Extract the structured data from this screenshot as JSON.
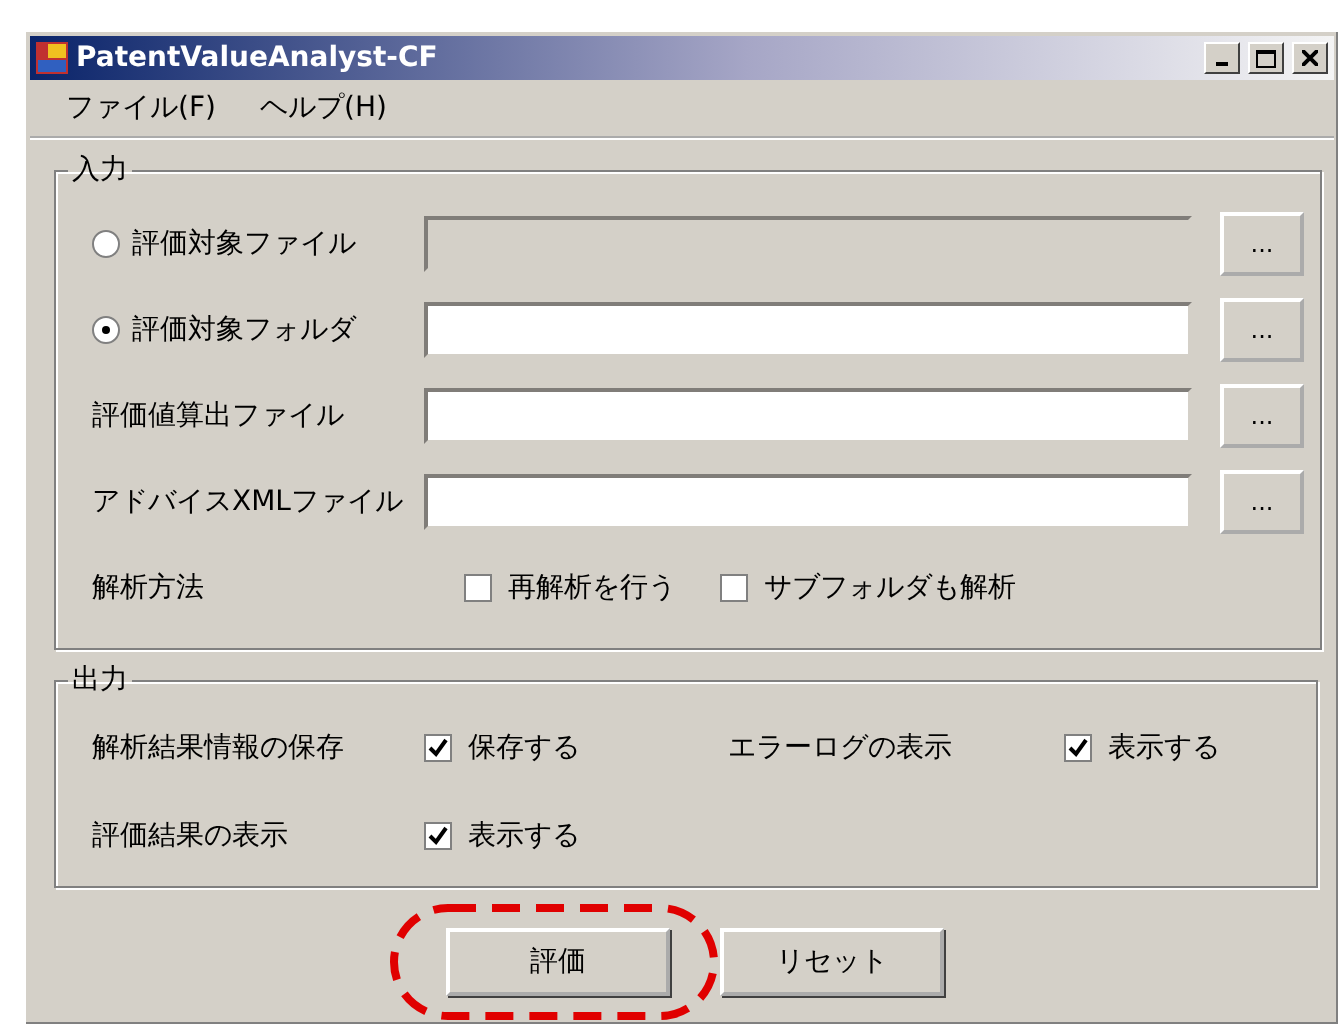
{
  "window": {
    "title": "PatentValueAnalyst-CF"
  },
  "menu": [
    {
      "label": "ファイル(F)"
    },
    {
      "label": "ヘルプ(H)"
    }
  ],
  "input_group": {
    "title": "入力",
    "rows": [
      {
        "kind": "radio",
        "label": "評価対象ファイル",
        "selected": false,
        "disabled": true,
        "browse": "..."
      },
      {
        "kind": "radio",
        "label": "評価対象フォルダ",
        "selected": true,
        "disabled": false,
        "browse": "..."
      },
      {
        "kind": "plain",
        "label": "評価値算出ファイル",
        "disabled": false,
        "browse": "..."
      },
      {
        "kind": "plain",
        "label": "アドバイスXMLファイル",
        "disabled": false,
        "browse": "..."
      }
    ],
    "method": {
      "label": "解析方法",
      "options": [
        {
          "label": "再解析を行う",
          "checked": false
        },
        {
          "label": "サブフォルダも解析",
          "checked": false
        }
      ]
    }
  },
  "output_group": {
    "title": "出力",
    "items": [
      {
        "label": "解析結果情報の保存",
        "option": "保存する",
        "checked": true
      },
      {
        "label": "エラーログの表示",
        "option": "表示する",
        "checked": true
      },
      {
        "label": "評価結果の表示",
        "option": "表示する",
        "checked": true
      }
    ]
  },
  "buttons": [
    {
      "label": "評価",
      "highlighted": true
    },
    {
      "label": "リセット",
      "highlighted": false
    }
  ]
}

☆ ☆ ☆

| TASK STATEMENT |
List the lines of the entries that include "title".

| RESULT BELOW |
    "title": "PatentValueAnalyst-CF"
    "title": "入力",
    "title": "出力",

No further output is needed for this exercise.